Stored data entries
☆ ☆ ☆ ☆ ☆ ☆ ☆

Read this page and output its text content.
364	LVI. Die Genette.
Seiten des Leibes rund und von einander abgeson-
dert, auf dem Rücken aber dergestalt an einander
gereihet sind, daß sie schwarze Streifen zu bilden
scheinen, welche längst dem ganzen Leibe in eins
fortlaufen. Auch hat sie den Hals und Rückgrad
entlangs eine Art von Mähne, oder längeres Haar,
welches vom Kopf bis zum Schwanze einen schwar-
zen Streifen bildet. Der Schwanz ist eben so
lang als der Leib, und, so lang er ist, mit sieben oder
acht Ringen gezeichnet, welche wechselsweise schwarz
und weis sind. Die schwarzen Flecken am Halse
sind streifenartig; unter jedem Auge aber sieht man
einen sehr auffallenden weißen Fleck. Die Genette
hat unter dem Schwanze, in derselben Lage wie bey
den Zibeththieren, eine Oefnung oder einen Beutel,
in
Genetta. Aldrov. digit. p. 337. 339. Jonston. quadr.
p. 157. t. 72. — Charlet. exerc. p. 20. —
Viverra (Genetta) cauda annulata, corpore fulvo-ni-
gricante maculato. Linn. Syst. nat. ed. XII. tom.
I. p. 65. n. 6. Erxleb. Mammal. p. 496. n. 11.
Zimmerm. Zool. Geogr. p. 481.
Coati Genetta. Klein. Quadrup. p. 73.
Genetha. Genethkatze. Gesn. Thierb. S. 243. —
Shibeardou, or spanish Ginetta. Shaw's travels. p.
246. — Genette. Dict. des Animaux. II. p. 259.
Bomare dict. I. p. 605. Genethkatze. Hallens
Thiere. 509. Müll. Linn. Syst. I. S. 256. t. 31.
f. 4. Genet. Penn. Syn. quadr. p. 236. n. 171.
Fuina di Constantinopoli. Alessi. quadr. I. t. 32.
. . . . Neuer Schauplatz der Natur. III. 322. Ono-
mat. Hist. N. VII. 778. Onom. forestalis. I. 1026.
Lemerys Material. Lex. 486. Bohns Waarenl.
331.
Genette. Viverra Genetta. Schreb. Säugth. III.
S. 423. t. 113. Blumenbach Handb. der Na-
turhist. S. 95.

☆ ☆ ☆ ☆ ☆ ☆ ☆

INSTRUCTION
Please quote every record above exactly as it appears.

OUTPUT BELOW
Read this page and output its text content.
364	LVI. Die Genette.
Seiten des Leibes rund und von einander abgeson-
dert, auf dem Rücken aber dergestalt an einander
gereihet sind, daß sie schwarze Streifen zu bilden
scheinen, welche längst dem ganzen Leibe in eins
fortlaufen. Auch hat sie den Hals und Rückgrad
entlangs eine Art von Mähne, oder längeres Haar,
welches vom Kopf bis zum Schwanze einen schwar-
zen Streifen bildet. Der Schwanz ist eben so
lang als der Leib, und, so lang er ist, mit sieben oder
acht Ringen gezeichnet, welche wechselsweise schwarz
und weis sind. Die schwarzen Flecken am Halse
sind streifenartig; unter jedem Auge aber sieht man
einen sehr auffallenden weißen Fleck. Die Genette
hat unter dem Schwanze, in derselben Lage wie bey
den Zibeththieren, eine Oefnung oder einen Beutel,
in
Genetta. Aldrov. digit. p. 337. 339. Jonston. quadr.
p. 157. t. 72. — Charlet. exerc. p. 20. —
Viverra (Genetta) cauda annulata, corpore fulvo-ni-
gricante maculato. Linn. Syst. nat. ed. XII. tom.
I. p. 65. n. 6. Erxleb. Mammal. p. 496. n. 11.
Zimmerm. Zool. Geogr. p. 481.
Coati Genetta. Klein. Quadrup. p. 73.
Genetha. Genethkatze. Gesn. Thierb. S. 243. —
Shibeardou, or spanish Ginetta. Shaw's travels. p.
246. — Genette. Dict. des Animaux. II. p. 259.
Bomare dict. I. p. 605. Genethkatze. Hallens
Thiere. 509. Müll. Linn. Syst. I. S. 256. t. 31.
f. 4. Genet. Penn. Syn. quadr. p. 236. n. 171.
Fuina di Constantinopoli. Alessi. quadr. I. t. 32.
. . . . Neuer Schauplatz der Natur. III. 322. Ono-
mat. Hist. N. VII. 778. Onom. forestalis. I. 1026.
Lemerys Material. Lex. 486. Bohns Waarenl.
331.
Genette. Viverra Genetta. Schreb. Säugth. III.
S. 423. t. 113. Blumenbach Handb. der Na-
turhist. S. 95.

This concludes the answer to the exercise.